EXERCISE REQUIREMENTS –
Filter the records below for the word "hadn". Copy each line that holds it.

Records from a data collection
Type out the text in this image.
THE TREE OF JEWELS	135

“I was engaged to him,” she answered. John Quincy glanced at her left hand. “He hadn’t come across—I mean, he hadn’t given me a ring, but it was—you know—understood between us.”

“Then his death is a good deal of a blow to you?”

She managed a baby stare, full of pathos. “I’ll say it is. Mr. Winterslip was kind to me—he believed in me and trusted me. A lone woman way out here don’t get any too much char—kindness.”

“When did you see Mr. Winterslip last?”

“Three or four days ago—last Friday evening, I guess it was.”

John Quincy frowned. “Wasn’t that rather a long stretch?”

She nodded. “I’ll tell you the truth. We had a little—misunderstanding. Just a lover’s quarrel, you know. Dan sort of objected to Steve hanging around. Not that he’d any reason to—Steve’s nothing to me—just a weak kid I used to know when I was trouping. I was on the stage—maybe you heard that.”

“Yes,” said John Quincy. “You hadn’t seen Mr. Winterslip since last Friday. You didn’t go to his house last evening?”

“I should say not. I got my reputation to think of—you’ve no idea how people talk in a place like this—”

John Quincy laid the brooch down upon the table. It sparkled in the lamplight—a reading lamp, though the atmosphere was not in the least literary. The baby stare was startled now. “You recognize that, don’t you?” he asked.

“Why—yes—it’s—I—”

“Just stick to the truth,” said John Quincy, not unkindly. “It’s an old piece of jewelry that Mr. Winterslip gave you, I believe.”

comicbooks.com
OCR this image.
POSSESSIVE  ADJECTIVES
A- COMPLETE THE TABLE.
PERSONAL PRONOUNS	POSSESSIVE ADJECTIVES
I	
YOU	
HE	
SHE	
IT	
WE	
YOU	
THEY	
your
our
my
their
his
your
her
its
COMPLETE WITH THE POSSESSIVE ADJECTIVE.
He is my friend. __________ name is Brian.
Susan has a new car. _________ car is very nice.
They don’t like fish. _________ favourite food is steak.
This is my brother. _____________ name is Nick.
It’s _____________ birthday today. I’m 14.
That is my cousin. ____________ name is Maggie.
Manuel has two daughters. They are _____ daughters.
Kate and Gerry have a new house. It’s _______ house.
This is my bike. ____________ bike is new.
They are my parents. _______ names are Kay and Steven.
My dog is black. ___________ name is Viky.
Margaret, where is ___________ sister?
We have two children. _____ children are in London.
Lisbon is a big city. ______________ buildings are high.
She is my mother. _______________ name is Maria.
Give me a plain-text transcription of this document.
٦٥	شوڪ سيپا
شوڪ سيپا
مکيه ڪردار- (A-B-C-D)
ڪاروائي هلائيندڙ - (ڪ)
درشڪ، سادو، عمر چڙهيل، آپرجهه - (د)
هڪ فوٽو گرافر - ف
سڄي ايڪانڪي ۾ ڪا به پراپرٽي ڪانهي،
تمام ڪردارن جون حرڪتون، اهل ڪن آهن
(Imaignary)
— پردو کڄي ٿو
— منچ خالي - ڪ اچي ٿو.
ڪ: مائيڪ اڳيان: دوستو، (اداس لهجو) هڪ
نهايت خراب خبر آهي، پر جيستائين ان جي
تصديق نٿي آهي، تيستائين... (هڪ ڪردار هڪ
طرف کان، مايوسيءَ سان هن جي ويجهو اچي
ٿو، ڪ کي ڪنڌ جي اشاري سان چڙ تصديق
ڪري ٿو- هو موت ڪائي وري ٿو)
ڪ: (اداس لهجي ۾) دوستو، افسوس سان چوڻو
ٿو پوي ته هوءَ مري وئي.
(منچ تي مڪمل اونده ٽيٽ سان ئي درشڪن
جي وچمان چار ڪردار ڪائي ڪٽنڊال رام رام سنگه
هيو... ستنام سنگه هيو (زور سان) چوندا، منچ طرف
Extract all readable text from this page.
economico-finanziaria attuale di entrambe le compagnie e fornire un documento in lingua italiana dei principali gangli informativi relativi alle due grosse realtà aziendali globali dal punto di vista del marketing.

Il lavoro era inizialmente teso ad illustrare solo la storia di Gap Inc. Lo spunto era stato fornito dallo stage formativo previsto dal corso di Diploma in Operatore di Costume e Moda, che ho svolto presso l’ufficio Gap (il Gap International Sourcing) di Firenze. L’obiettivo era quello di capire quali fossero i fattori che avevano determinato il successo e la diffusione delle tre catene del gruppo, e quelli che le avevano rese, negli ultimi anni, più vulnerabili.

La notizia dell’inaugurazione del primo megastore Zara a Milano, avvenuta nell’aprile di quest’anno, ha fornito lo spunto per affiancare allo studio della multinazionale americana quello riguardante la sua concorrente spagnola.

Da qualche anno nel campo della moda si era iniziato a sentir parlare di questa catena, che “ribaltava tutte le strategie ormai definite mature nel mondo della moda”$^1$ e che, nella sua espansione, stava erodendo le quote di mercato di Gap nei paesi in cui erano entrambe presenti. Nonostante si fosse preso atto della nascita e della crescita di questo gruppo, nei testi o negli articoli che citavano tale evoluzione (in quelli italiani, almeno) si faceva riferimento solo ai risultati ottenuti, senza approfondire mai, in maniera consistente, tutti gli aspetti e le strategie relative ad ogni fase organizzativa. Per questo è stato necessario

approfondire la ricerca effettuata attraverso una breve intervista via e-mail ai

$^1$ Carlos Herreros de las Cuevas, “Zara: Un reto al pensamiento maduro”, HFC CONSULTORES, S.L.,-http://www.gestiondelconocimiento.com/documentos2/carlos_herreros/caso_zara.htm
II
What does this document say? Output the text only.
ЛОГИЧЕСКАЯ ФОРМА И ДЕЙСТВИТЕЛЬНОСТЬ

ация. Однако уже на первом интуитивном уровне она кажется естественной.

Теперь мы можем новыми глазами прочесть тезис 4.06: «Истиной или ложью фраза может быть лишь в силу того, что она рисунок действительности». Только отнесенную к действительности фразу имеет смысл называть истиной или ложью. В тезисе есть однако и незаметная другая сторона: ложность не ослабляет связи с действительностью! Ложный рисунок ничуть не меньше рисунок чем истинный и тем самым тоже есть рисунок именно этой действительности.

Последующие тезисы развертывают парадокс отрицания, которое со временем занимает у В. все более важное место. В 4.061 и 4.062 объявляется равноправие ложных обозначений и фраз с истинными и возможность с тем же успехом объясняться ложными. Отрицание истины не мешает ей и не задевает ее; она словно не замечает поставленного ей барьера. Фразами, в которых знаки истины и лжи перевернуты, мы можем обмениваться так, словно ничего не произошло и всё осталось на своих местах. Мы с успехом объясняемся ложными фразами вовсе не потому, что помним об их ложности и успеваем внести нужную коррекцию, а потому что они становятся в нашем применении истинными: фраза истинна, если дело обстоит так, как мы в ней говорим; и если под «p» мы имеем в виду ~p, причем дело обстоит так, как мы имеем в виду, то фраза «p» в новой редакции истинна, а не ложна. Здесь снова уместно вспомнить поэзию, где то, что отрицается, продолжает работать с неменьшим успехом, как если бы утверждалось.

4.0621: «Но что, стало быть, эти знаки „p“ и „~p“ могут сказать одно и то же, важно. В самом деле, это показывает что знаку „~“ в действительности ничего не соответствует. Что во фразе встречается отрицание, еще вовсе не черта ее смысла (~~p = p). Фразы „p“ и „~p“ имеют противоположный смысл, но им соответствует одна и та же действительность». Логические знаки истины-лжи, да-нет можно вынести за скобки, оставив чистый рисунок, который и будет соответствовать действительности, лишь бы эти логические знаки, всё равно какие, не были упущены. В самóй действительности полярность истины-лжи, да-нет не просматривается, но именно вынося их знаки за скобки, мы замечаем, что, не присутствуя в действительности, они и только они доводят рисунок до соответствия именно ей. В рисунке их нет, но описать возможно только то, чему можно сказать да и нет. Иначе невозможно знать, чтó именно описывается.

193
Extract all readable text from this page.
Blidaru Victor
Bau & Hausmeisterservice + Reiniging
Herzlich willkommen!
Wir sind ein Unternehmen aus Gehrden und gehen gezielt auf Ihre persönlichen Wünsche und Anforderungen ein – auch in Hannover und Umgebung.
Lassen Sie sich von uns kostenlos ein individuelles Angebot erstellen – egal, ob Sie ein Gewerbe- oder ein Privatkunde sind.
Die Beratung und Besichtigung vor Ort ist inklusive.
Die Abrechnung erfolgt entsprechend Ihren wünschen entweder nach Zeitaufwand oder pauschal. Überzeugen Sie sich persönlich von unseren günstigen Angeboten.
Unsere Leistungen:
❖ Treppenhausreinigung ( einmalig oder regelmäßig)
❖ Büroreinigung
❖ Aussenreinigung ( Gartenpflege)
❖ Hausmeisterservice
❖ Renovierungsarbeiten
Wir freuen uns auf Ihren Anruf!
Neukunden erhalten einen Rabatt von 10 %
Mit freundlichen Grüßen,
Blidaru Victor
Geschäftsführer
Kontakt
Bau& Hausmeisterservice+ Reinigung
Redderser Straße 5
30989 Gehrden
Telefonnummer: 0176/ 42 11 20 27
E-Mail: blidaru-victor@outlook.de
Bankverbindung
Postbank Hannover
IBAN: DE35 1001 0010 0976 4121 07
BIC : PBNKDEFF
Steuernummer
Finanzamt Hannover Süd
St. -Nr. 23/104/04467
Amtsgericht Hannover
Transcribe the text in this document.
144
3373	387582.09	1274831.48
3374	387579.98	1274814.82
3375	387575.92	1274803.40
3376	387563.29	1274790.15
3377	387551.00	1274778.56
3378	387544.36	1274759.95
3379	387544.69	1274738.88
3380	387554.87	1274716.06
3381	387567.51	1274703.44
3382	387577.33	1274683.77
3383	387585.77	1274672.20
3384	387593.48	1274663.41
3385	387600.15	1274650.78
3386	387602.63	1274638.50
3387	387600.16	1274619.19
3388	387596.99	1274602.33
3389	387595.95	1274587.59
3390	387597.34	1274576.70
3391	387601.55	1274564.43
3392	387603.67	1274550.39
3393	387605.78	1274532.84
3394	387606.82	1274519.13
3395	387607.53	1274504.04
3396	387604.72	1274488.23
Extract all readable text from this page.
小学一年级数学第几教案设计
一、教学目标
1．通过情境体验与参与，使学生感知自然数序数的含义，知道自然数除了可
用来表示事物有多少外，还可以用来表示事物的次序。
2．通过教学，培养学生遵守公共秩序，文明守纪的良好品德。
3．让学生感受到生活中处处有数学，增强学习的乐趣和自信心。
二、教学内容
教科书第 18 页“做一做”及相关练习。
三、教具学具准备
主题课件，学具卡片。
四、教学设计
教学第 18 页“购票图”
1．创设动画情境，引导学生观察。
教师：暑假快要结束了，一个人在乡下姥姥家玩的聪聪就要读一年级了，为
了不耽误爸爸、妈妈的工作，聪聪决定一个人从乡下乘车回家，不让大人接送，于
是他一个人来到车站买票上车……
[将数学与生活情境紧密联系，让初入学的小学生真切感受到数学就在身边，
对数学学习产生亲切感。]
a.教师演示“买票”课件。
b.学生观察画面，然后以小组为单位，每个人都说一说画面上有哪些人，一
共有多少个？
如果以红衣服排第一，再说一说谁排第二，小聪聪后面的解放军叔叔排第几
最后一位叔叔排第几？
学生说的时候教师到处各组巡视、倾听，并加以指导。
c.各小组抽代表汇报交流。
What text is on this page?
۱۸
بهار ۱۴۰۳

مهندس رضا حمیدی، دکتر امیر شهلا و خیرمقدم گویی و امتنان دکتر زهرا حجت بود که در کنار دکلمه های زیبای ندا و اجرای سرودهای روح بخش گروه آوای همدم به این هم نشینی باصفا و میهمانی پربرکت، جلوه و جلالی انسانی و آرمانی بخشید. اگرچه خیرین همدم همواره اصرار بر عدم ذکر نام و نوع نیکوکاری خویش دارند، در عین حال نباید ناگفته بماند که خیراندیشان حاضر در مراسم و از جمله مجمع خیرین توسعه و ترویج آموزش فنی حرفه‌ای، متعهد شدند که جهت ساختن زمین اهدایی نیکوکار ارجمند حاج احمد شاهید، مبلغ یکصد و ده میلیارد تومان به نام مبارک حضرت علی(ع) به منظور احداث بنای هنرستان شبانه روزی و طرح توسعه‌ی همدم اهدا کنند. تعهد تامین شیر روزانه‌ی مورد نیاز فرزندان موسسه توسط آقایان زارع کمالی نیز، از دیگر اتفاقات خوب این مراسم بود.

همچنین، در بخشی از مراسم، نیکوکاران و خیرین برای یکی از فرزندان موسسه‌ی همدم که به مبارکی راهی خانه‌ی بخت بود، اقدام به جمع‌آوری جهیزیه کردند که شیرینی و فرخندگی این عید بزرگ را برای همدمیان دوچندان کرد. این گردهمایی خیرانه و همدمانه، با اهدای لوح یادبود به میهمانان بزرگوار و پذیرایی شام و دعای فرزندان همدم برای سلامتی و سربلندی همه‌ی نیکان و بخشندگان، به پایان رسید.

SOLUTION TO THIS PROBLEM –
“I was engaged to him,” she answered. John Quincy glanced at her left hand. “He hadn’t come across—I mean, he hadn’t given me a ring, but it was—you know—understood between us.”
“Yes,” said John Quincy. “You hadn’t seen Mr. Winterslip since last Friday. You didn’t go to his house last evening?”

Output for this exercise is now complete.